The problem —
Report every line from the material that contains the word "Number".

Begin Task input

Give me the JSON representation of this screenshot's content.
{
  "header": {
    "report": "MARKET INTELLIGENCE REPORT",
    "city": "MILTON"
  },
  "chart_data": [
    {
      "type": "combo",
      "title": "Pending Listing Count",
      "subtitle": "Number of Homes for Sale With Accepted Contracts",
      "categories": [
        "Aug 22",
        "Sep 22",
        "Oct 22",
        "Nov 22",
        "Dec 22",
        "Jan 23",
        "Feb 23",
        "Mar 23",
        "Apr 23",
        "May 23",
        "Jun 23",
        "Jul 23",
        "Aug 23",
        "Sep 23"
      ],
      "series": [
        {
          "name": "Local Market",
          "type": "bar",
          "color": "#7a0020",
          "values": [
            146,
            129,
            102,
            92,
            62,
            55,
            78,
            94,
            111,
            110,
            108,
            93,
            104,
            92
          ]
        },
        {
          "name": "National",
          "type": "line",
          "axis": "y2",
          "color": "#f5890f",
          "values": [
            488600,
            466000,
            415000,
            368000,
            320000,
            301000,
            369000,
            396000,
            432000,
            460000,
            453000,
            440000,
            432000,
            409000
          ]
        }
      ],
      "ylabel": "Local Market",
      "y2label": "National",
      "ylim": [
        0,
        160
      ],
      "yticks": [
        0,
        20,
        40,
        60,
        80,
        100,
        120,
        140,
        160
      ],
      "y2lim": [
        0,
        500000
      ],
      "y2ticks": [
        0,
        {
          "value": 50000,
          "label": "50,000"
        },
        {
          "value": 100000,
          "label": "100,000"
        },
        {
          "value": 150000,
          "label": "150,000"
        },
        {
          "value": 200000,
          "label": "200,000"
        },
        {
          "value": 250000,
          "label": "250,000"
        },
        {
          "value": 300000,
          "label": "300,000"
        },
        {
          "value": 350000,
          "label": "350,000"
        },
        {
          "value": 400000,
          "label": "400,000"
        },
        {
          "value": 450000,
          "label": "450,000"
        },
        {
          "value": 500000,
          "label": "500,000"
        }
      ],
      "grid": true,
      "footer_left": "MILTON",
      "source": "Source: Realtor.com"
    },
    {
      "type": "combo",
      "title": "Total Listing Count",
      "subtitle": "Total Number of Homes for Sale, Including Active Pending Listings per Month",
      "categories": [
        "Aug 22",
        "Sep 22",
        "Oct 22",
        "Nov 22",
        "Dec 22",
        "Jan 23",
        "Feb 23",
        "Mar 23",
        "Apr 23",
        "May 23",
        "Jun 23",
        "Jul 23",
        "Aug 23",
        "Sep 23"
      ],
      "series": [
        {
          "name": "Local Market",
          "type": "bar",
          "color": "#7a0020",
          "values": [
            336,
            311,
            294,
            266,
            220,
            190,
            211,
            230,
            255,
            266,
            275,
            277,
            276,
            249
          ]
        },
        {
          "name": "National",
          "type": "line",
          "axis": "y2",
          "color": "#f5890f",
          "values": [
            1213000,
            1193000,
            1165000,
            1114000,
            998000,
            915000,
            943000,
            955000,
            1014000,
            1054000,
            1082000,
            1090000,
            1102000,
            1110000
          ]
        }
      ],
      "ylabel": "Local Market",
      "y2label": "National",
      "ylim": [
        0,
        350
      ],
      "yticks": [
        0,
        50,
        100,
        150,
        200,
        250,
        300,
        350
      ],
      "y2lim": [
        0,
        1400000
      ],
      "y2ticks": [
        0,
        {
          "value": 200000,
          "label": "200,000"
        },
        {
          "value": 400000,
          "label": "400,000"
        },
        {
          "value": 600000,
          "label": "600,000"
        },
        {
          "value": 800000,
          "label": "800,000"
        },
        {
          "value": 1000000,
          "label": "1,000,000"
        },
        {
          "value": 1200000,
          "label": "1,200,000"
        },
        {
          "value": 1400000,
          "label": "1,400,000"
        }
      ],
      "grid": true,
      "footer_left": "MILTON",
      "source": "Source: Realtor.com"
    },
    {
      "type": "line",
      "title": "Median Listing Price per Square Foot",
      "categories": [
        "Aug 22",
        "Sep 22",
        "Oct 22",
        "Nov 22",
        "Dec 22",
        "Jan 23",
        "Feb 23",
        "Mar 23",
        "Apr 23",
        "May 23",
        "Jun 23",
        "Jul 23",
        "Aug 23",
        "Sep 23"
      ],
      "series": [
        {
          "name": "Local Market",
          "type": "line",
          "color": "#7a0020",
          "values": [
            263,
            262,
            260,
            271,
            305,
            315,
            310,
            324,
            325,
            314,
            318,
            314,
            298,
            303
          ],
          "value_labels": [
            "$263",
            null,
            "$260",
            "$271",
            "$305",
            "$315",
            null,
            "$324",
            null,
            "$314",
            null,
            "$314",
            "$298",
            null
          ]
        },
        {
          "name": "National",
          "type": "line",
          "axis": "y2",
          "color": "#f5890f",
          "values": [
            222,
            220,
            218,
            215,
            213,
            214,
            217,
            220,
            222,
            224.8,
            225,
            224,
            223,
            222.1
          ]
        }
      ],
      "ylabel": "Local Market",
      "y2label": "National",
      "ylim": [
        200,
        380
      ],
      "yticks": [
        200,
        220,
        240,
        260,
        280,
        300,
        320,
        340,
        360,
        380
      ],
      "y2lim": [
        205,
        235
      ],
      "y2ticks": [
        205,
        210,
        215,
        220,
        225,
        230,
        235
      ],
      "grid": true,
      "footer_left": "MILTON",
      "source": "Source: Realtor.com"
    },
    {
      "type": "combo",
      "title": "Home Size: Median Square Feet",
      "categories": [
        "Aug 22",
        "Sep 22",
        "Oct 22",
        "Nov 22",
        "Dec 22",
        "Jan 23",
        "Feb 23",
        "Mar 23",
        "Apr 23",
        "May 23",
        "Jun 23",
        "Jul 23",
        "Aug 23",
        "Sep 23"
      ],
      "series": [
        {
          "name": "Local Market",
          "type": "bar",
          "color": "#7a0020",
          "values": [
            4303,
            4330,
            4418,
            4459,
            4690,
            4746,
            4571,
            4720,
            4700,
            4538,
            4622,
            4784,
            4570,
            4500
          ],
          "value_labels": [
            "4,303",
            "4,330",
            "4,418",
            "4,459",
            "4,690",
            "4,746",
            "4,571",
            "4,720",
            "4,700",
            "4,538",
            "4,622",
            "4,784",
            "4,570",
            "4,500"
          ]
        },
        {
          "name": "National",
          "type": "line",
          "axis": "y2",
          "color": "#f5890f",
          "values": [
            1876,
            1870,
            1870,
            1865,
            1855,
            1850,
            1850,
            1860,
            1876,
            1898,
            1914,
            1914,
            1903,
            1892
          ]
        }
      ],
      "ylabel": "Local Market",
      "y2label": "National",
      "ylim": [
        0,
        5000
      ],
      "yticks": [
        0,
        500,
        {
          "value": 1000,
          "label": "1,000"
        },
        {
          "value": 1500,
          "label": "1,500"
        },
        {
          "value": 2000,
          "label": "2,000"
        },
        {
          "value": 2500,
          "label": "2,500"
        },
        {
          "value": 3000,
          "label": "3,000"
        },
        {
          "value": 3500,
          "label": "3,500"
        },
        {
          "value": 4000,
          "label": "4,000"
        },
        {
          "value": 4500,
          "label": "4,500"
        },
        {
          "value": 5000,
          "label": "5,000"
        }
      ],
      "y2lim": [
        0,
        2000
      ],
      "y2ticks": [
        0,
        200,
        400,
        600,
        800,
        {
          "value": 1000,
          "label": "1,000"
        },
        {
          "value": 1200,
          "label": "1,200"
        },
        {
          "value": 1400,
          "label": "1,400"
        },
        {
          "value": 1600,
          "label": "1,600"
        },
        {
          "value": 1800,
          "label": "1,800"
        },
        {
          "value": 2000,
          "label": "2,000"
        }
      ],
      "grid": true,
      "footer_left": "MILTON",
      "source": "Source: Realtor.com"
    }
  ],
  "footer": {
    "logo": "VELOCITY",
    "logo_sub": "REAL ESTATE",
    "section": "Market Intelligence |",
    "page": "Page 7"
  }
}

End Task input

Answer to the task —
      "subtitle": "Number of Homes for Sale With Accepted Contracts",
      "subtitle": "Total Number of Homes for Sale, Including Active Pending Listings per Month",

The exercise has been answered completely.